— Start GIVEN RECORDS —
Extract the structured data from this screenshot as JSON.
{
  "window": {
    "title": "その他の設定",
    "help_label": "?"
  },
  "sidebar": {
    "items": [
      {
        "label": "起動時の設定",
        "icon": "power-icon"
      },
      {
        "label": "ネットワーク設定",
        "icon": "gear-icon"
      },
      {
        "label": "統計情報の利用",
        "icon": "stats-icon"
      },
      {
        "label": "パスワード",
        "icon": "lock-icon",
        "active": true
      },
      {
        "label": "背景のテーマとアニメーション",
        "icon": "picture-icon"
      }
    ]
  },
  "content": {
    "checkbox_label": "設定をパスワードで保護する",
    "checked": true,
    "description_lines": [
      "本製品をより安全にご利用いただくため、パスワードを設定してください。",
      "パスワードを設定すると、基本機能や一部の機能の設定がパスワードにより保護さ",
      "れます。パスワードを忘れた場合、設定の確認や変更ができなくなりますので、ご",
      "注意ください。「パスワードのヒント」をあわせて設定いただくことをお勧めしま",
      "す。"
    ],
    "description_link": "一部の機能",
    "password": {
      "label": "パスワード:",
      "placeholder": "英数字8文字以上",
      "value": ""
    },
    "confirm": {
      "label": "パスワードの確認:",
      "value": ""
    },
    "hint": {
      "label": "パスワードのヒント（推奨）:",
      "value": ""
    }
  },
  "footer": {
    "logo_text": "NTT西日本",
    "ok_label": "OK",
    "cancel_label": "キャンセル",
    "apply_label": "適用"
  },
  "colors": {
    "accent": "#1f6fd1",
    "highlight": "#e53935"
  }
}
— End GIVEN RECORDS —
— Start GIVEN RECORDS —
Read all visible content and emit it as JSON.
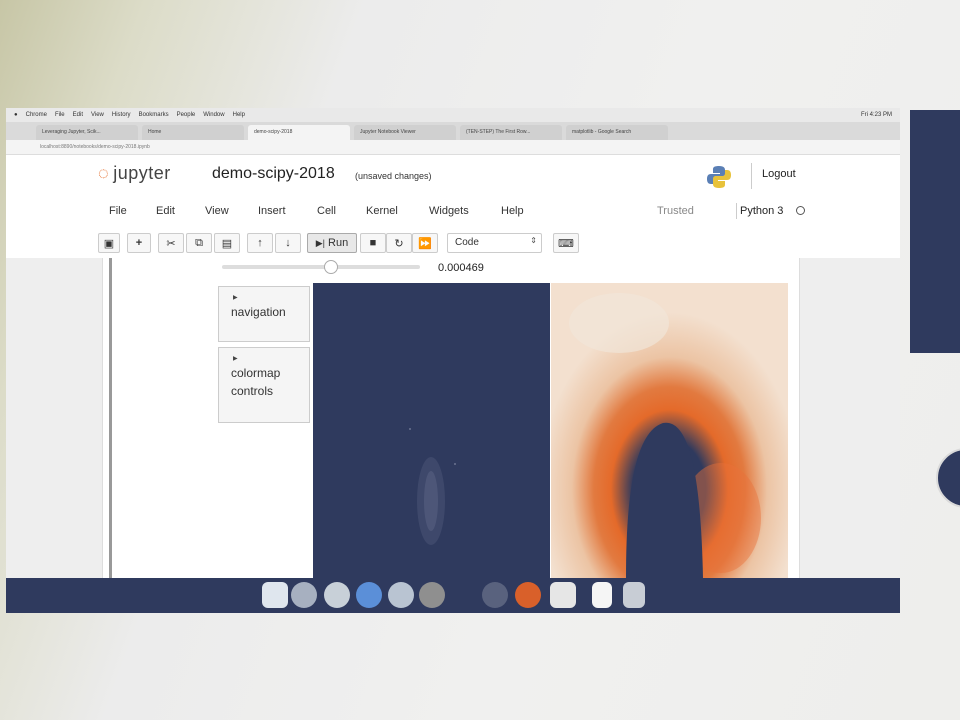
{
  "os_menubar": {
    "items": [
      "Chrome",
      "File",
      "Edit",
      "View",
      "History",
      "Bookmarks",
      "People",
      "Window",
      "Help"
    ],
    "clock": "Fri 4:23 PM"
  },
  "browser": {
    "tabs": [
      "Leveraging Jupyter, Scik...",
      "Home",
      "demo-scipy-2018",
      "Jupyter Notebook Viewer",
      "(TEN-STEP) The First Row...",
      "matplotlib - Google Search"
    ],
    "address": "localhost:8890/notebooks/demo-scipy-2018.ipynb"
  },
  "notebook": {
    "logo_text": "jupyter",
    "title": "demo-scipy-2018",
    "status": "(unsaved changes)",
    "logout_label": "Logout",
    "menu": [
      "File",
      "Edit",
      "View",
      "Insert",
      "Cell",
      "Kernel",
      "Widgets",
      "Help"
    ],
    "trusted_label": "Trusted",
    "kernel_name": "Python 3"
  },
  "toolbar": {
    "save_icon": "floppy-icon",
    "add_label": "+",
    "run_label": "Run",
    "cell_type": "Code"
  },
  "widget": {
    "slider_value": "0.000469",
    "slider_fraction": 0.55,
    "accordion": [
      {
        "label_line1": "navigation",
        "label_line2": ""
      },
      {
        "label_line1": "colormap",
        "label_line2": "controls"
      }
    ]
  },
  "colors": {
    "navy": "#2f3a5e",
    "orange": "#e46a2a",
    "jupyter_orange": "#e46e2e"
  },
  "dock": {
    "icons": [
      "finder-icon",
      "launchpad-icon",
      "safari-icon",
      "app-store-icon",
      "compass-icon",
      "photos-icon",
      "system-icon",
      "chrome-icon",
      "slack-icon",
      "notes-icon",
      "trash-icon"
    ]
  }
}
— End GIVEN RECORDS —
Using the material above, report each line where "パスワードのヒント" occurs.

      "注意ください。「パスワードのヒント」をあわせて設定いただくことをお勧めしま",
      "label": "パスワードのヒント（推奨）:",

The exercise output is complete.